Once we turn to Montana’s interest in judicial independence (as opposed to mere judicial impartiality) the differences between political parties and interest groups grow starker.  An endorsement from a political party threatens the public perception of judicial independence to a greater degree than an endorsement from an interest group.  In all cases, an endorsement suggests the possibility of a quid-pro-quo exchange in which a judge may rule favorably for the endorsing entity.  But whereas a judge may only infrequently encounter litigation implicating an endorsing interest group, he or she is likely to often face legislation an endorsing political party has either supported or opposed.  Dependence on an endorsing political party brings into question whether a judge will be able to independently interpret and review a given piece of legislation and thus goes to the core of the separation of powers.

The 9th Circuit also rejected the plaintiff’s argument that the rule is impermissibly under-inclusive because it permits candidates to solicit and use political parties’ money but not their endorsements.

An endorsement is a public and easily communicable show of solidarity.  Although most campaign contributions are also public information, . . . they are less forceful and less easily communicable.  Unlike endorsements, information on campaign contributions typically requires extra work for voters to access.  It would therefore not be surprising for judicial candidates to derive more value from endorsements from political parties and popular politicians (including politicians outside Montana) than from even sizeable donations.  Montana could reasonably conclude that endorsements are more suggestive of a quid-pro-quo exchange and pose a greater risk to the public perception of its judiciary than donations.

_____

- Set of tasks -
1. Rewrite the part of the passage on judicial endorsements that opens with the words containing "The 9th Circuit" and closes with "not their endorsements.", replacing "9th Circuit" with "Ninth Circuit".
2. In the passage on judicial endorsements, what does information on campaign contributions typically require, unlike endorsements?

_____

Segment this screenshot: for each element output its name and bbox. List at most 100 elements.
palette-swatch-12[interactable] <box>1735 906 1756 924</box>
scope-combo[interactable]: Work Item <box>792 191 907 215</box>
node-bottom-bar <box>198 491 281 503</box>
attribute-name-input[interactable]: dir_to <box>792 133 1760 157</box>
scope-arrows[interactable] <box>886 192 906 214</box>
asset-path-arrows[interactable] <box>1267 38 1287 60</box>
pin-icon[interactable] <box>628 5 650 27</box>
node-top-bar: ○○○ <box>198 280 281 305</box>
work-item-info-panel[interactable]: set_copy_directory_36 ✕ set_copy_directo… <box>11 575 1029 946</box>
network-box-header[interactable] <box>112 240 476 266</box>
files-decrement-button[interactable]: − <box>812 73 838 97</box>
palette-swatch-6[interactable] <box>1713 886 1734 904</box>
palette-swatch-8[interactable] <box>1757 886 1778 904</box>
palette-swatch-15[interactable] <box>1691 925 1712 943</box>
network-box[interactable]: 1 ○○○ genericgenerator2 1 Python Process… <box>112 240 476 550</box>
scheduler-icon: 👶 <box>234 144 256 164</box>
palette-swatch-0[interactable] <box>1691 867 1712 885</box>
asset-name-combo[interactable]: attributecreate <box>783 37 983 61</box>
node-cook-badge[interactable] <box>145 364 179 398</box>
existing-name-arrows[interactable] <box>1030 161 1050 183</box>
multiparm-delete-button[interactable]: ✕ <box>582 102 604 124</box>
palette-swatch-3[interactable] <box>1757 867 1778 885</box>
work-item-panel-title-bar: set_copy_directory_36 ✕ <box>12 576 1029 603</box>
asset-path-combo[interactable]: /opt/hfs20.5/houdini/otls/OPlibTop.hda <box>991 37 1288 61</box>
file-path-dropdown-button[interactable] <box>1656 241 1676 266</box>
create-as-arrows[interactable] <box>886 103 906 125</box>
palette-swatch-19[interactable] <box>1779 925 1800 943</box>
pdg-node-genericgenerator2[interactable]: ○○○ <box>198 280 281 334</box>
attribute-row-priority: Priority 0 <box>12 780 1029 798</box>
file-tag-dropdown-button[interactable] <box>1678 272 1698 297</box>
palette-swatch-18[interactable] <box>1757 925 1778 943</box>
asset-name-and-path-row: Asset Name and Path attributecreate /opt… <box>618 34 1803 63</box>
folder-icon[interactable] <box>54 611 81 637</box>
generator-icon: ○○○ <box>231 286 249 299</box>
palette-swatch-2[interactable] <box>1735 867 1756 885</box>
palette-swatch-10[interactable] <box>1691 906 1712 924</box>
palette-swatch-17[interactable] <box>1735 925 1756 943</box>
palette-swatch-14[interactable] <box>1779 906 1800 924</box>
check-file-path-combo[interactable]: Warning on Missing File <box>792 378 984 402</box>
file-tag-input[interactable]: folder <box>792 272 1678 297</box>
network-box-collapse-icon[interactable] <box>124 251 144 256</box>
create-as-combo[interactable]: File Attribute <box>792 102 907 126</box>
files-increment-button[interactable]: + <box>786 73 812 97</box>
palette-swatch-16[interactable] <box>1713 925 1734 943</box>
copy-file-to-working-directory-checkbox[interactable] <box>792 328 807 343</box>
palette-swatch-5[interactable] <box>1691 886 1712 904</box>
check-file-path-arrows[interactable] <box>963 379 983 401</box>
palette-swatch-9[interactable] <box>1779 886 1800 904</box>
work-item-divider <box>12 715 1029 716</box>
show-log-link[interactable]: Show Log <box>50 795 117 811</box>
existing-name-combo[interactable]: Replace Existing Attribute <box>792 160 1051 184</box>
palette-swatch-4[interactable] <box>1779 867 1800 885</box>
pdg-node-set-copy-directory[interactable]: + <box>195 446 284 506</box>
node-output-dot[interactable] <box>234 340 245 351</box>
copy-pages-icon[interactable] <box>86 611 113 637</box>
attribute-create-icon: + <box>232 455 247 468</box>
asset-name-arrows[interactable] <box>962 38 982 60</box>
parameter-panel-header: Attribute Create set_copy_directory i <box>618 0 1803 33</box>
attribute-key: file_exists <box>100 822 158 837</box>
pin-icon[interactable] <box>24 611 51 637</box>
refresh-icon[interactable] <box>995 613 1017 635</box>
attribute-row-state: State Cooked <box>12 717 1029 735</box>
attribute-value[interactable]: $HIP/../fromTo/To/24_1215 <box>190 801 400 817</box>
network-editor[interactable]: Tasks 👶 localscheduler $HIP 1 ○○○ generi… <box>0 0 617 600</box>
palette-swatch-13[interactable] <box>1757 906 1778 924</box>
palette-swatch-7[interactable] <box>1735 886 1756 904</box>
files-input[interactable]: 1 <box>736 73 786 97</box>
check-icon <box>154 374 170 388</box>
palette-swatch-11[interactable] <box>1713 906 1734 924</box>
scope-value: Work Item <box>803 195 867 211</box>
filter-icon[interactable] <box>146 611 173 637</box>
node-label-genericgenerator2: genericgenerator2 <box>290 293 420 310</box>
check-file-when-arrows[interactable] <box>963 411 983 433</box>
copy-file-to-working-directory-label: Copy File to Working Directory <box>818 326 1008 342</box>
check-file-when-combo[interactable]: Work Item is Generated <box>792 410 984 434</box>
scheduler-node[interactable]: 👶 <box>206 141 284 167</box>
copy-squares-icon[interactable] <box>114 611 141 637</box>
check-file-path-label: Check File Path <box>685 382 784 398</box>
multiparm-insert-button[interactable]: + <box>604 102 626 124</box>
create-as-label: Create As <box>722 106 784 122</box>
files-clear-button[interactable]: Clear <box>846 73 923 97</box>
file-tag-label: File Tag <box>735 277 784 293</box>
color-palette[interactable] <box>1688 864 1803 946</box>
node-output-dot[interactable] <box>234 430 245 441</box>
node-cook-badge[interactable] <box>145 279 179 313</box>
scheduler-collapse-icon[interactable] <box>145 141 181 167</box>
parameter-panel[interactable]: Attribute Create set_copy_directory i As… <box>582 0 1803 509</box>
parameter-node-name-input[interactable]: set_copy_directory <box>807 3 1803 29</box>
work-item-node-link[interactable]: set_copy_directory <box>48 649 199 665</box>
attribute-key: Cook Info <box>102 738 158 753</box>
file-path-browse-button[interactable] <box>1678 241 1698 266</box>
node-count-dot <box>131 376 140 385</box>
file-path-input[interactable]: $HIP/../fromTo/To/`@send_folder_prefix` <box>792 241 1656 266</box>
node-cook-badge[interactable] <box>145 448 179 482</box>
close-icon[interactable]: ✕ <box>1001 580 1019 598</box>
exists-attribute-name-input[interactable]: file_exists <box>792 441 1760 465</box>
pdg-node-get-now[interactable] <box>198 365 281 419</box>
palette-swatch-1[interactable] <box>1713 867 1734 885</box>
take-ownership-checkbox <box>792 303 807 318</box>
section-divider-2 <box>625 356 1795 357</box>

_____

- The answers -
1.
The Ninth Circuit also rejected the plaintiff’s argument that the rule is impermissibly under-inclusive because it permits candidates to solicit and use political parties’ money but not their endorsements.

2. It typically requires extra work for voters to access.